> **LISTED RECORDS**:
== == ==

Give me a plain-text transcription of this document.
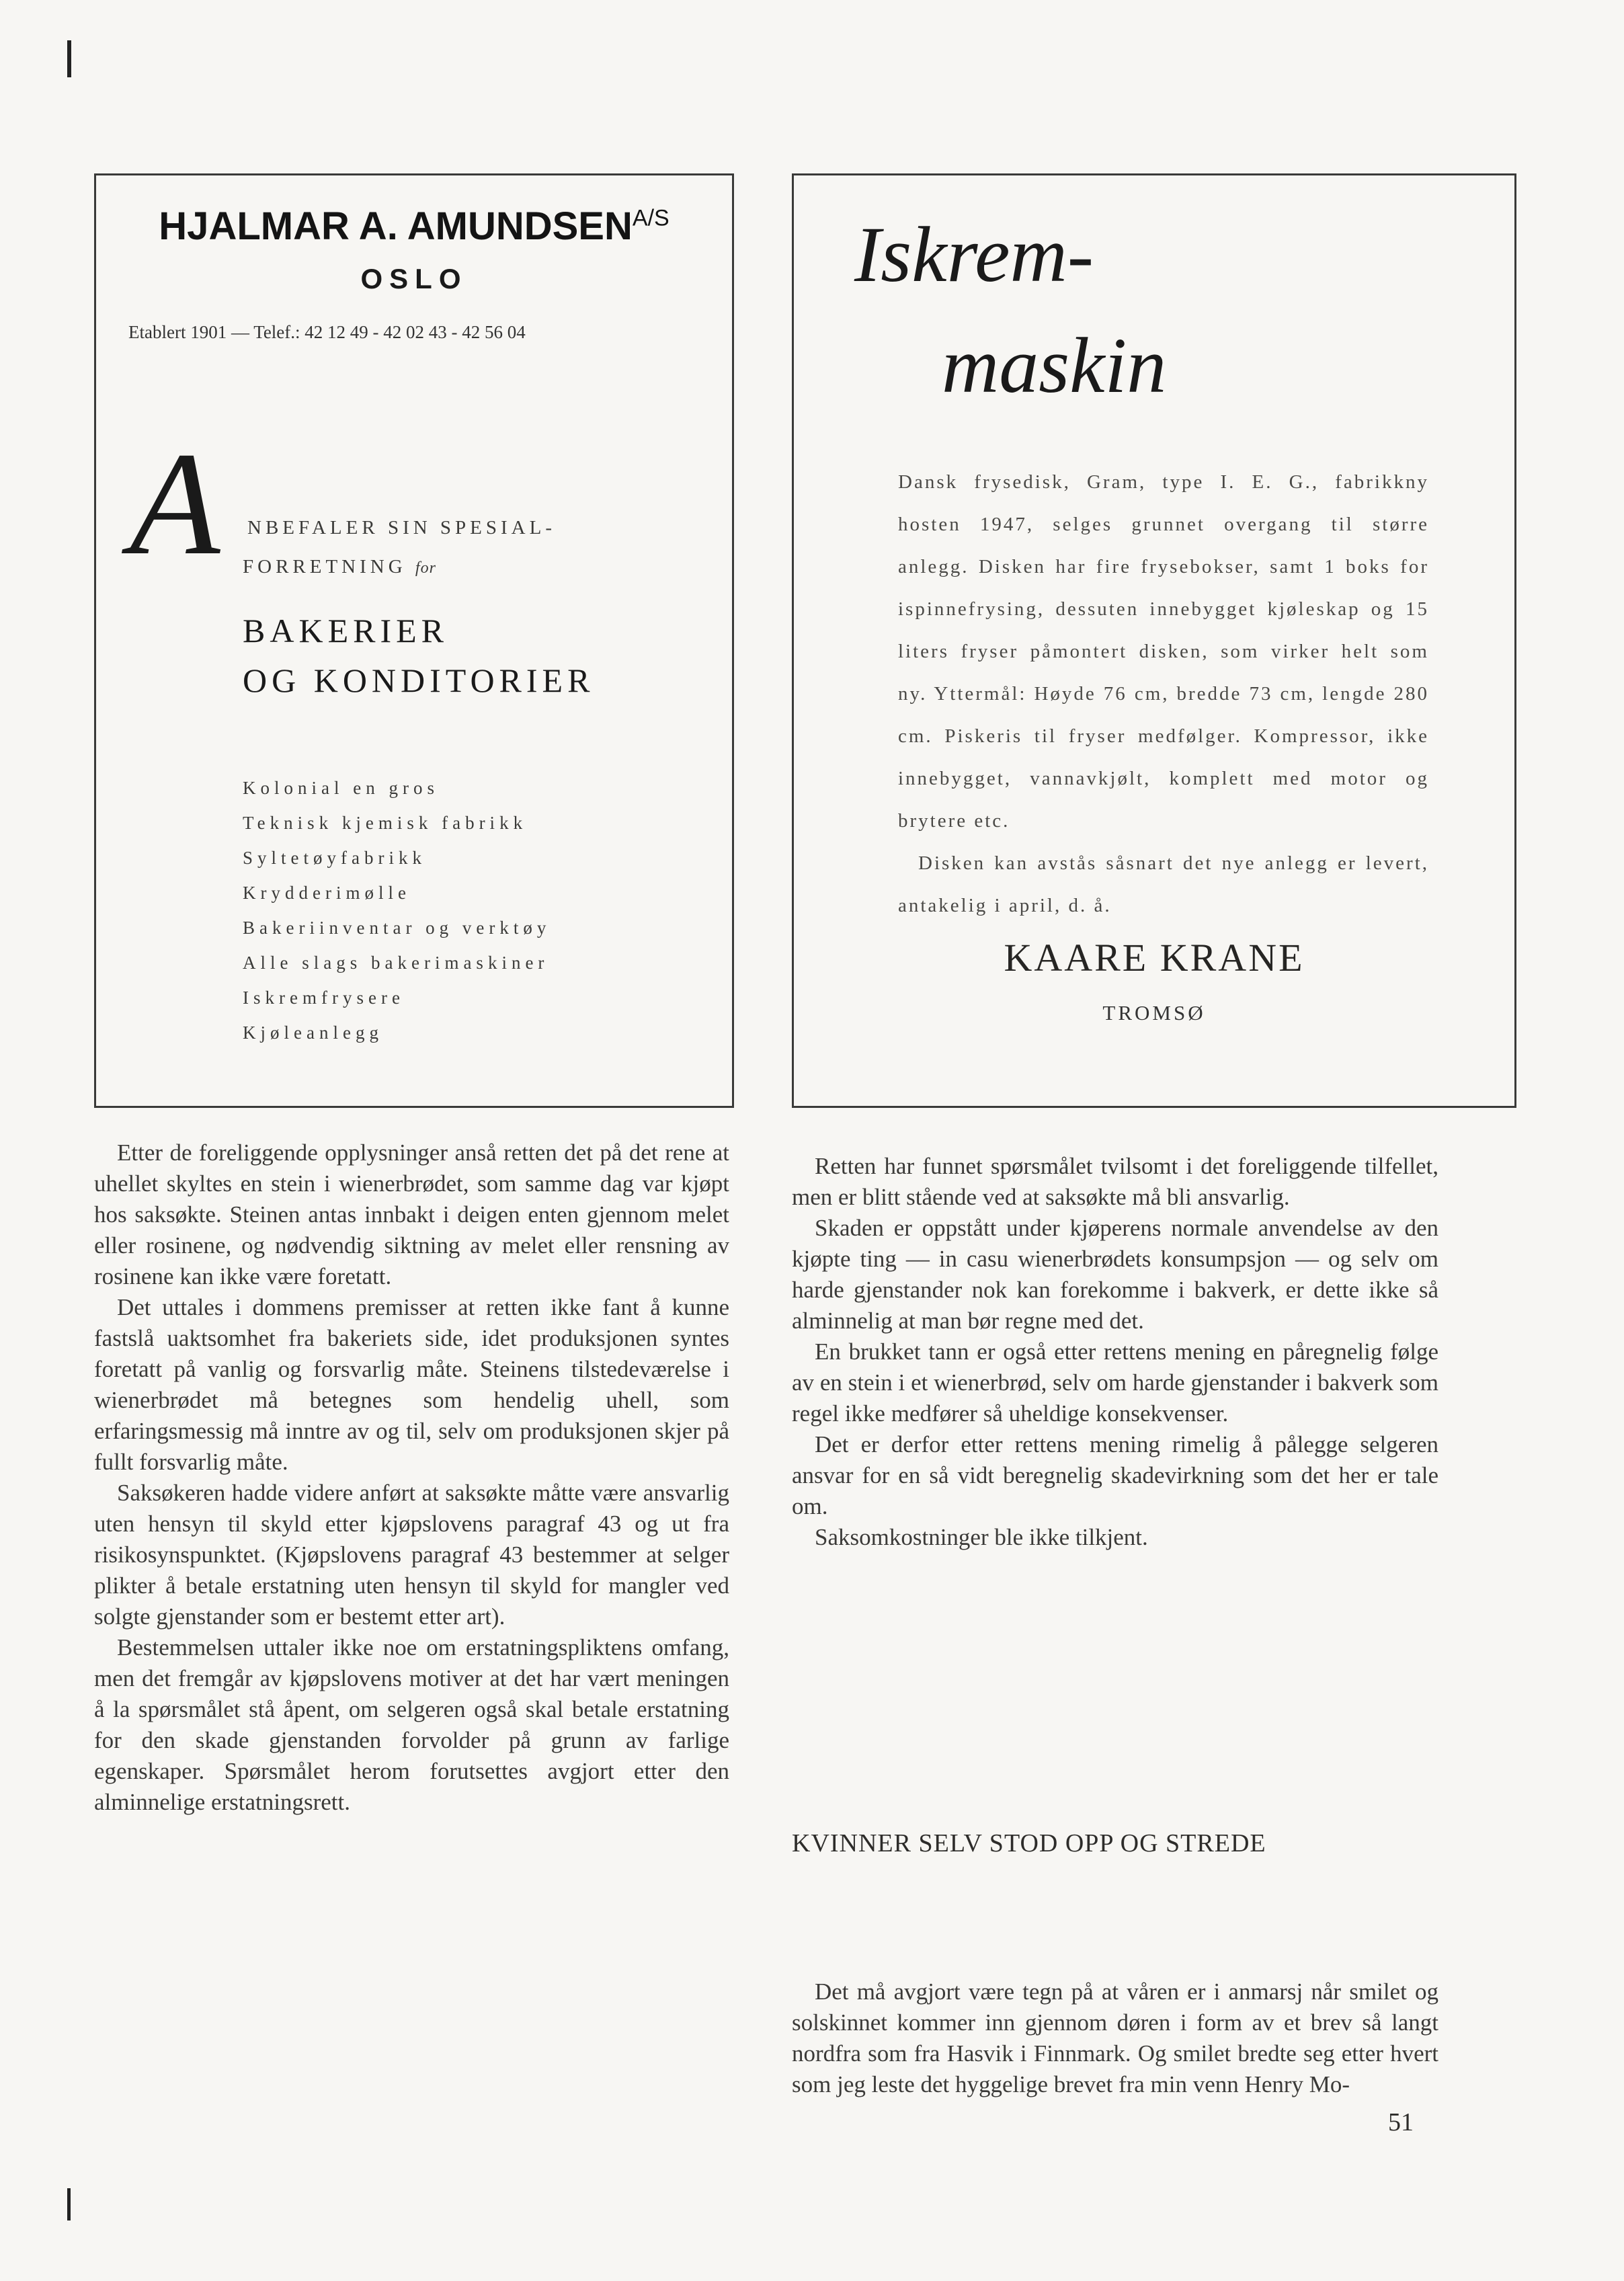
HJALMAR A. $AMUNDSEN^{A/S}$
OSLO
Etablert 1901 — Telef.: 42 12 49 - 42 02 43 - 42 56 04
A NBEFALER SIN SPESIAL-
FORRETNING for
BAKERIER
OG KONDITORIER
Kolonial en gros
Teknisk kjemisk fabrikk
Syltetøyfabrikk
Krydderimølle
Bakeriinventar og verktøy
Alle slags bakerimaskiner
Iskremfrysere
Kjøleanlegg
Iskrem-
maskin

Dansk frysedisk, Gram, type I. E. G., fabrikkny hosten 1947, selges grunnet overgang til større anlegg. Disken har fire frysebokser, samt 1 boks for ispinnefrysing, dessuten innebygget kjøleskap og 15 liters fryser påmontert disken, som virker helt som ny. Yttermål: Høyde 76 cm, bredde 73 cm, lengde 280 cm. Piskeris til fryser medfølger. Kompressor, ikke innebygget, vannavkjølt, komplett med motor og brytere etc.

Disken kan avstås såsnart det nye anlegg er levert, antakelig i april, d. å.

KAARE KRANE
TROMSØ

Etter de foreliggende opplysninger anså retten det på det rene at uhellet skyltes en stein i wienerbrødet, som samme dag var kjøpt hos saksøkte. Steinen antas innbakt i deigen enten gjennom melet eller rosinene, og nødvendig siktning av melet eller rensning av rosinene kan ikke være foretatt.

Det uttales i dommens premisser at retten ikke fant å kunne fastslå uaktsomhet fra bakeriets side, idet produksjonen syntes foretatt på vanlig og forsvarlig måte. Steinens tilstedeværelse i wienerbrødet må betegnes som hendelig uhell, som erfaringsmessig må inntre av og til, selv om produksjonen skjer på fullt forsvarlig måte.

Saksøkeren hadde videre anført at saksøkte måtte være ansvarlig uten hensyn til skyld etter kjøpslovens paragraf 43 og ut fra risikosynspunktet. (Kjøpslovens paragraf 43 bestemmer at selger plikter å betale erstatning uten hensyn til skyld for mangler ved solgte gjenstander som er bestemt etter art).

Bestemmelsen uttaler ikke noe om erstatningspliktens omfang, men det fremgår av kjøpslovens motiver at det har vært meningen å la spørsmålet stå åpent, om selgeren også skal betale erstatning for den skade gjenstanden forvolder på grunn av farlige egenskaper. Spørsmålet herom forutsettes avgjort etter den alminnelige erstatningsrett.

Retten har funnet spørsmålet tvilsomt i det foreliggende tilfellet, men er blitt stående ved at saksøkte må bli ansvarlig.

Skaden er oppstått under kjøperens normale anvendelse av den kjøpte ting — in casu wienerbrødets konsumpsjon — og selv om harde gjenstander nok kan forekomme i bakverk, er dette ikke så alminnelig at man bør regne med det.

En brukket tann er også etter rettens mening en påregnelig følge av en stein i et wienerbrød, selv om harde gjenstander i bakverk som regel ikke medfører så uheldige konsekvenser.

Det er derfor etter rettens mening rimelig å pålegge selgeren ansvar for en så vidt beregnelig skadevirkning som det her er tale om.

Saksomkostninger ble ikke tilkjent.

KVINNER SELV STOD OPP OG STREDE

Det må avgjort være tegn på at våren er i anmarsj når smilet og solskinnet kommer inn gjennom døren i form av et brev så langt nordfra som fra Hasvik i Finnmark. Og smilet bredte seg etter hvert som jeg leste det hyggelige brevet fra min venn Henry Mo-

51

== == ==

> **WHAT YOU ARE ASKED TO DO**: Copy out the entries verbatim and leave the images out.

> **TASK RESPONSE**:
Give me a plain-text transcription of this document.
HJALMAR A. $AMUNDSEN^{A/S}$
OSLO
Etablert 1901 — Telef.: 42 12 49 - 42 02 43 - 42 56 04
A NBEFALER SIN SPESIAL-
FORRETNING for
BAKERIER
OG KONDITORIER
Kolonial en gros
Teknisk kjemisk fabrikk
Syltetøyfabrikk
Krydderimølle
Bakeriinventar og verktøy
Alle slags bakerimaskiner
Iskremfrysere
Kjøleanlegg
Iskrem-
maskin

Dansk frysedisk, Gram, type I. E. G., fabrikkny hosten 1947, selges grunnet overgang til større anlegg. Disken har fire frysebokser, samt 1 boks for ispinnefrysing, dessuten innebygget kjøleskap og 15 liters fryser påmontert disken, som virker helt som ny. Yttermål: Høyde 76 cm, bredde 73 cm, lengde 280 cm. Piskeris til fryser medfølger. Kompressor, ikke innebygget, vannavkjølt, komplett med motor og brytere etc.

Disken kan avstås såsnart det nye anlegg er levert, antakelig i april, d. å.

KAARE KRANE
TROMSØ

Etter de foreliggende opplysninger anså retten det på det rene at uhellet skyltes en stein i wienerbrødet, som samme dag var kjøpt hos saksøkte. Steinen antas innbakt i deigen enten gjennom melet eller rosinene, og nødvendig siktning av melet eller rensning av rosinene kan ikke være foretatt.

Det uttales i dommens premisser at retten ikke fant å kunne fastslå uaktsomhet fra bakeriets side, idet produksjonen syntes foretatt på vanlig og forsvarlig måte. Steinens tilstedeværelse i wienerbrødet må betegnes som hendelig uhell, som erfaringsmessig må inntre av og til, selv om produksjonen skjer på fullt forsvarlig måte.

Saksøkeren hadde videre anført at saksøkte måtte være ansvarlig uten hensyn til skyld etter kjøpslovens paragraf 43 og ut fra risikosynspunktet. (Kjøpslovens paragraf 43 bestemmer at selger plikter å betale erstatning uten hensyn til skyld for mangler ved solgte gjenstander som er bestemt etter art).

Bestemmelsen uttaler ikke noe om erstatningspliktens omfang, men det fremgår av kjøpslovens motiver at det har vært meningen å la spørsmålet stå åpent, om selgeren også skal betale erstatning for den skade gjenstanden forvolder på grunn av farlige egenskaper. Spørsmålet herom forutsettes avgjort etter den alminnelige erstatningsrett.

Retten har funnet spørsmålet tvilsomt i det foreliggende tilfellet, men er blitt stående ved at saksøkte må bli ansvarlig.

Skaden er oppstått under kjøperens normale anvendelse av den kjøpte ting — in casu wienerbrødets konsumpsjon — og selv om harde gjenstander nok kan forekomme i bakverk, er dette ikke så alminnelig at man bør regne med det.

En brukket tann er også etter rettens mening en påregnelig følge av en stein i et wienerbrød, selv om harde gjenstander i bakverk som regel ikke medfører så uheldige konsekvenser.

Det er derfor etter rettens mening rimelig å pålegge selgeren ansvar for en så vidt beregnelig skadevirkning som det her er tale om.

Saksomkostninger ble ikke tilkjent.

KVINNER SELV STOD OPP OG STREDE

Det må avgjort være tegn på at våren er i anmarsj når smilet og solskinnet kommer inn gjennom døren i form av et brev så langt nordfra som fra Hasvik i Finnmark. Og smilet bredte seg etter hvert som jeg leste det hyggelige brevet fra min venn Henry Mo-

51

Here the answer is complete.